◆ Requirements: Look through the listing below and give the number of lines that hold "GlobalData". Say nothing more.
___
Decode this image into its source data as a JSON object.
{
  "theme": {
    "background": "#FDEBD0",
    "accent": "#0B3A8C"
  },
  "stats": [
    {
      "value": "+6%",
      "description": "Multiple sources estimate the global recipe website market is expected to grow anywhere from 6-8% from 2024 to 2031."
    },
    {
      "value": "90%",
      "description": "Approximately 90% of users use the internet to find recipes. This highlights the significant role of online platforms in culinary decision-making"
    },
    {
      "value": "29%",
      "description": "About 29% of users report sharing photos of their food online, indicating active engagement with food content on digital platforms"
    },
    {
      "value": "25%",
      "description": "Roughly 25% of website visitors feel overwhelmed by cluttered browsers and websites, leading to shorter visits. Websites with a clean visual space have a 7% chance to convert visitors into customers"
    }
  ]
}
___
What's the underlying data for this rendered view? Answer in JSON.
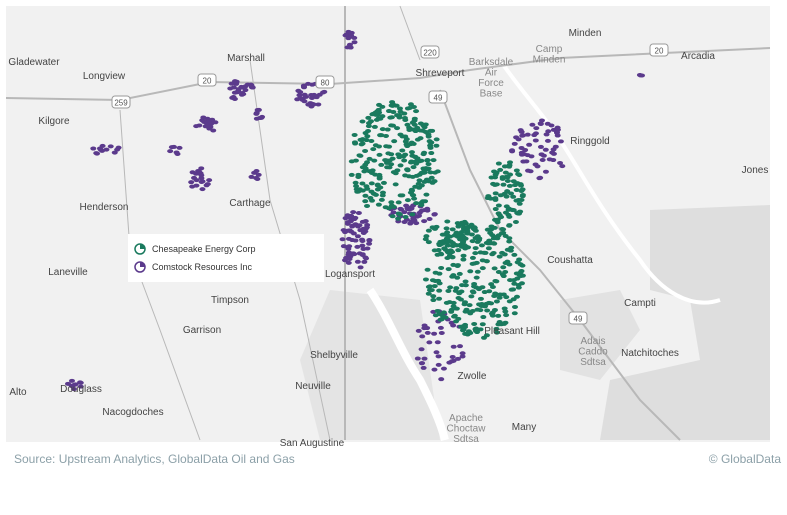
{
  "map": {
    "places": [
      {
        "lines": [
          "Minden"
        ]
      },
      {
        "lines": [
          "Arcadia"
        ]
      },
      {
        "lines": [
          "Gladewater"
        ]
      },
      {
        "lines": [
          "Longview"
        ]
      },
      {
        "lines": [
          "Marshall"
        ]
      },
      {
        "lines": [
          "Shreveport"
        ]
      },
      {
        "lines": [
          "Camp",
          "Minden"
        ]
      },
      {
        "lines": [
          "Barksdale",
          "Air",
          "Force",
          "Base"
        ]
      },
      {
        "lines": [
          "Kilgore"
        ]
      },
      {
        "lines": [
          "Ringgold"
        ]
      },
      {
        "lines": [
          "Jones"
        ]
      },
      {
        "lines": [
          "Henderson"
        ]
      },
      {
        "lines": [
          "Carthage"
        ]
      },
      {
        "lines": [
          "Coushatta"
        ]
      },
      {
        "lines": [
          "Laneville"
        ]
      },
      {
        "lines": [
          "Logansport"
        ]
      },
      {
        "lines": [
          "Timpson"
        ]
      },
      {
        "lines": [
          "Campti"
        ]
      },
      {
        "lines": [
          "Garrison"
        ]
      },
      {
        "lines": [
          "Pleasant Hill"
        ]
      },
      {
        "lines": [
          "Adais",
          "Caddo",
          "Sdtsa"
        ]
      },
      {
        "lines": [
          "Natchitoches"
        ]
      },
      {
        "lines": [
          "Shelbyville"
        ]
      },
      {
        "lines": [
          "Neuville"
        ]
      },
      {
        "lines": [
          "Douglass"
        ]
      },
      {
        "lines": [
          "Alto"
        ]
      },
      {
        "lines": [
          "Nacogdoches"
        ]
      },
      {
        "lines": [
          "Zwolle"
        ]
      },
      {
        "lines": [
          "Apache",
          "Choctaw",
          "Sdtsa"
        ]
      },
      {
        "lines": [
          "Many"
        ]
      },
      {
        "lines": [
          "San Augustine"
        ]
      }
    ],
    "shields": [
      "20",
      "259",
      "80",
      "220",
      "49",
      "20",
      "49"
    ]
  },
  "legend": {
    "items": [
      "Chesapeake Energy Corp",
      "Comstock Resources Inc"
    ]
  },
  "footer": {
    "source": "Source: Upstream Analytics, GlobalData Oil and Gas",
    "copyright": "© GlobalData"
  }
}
___
◆ Expected output: 2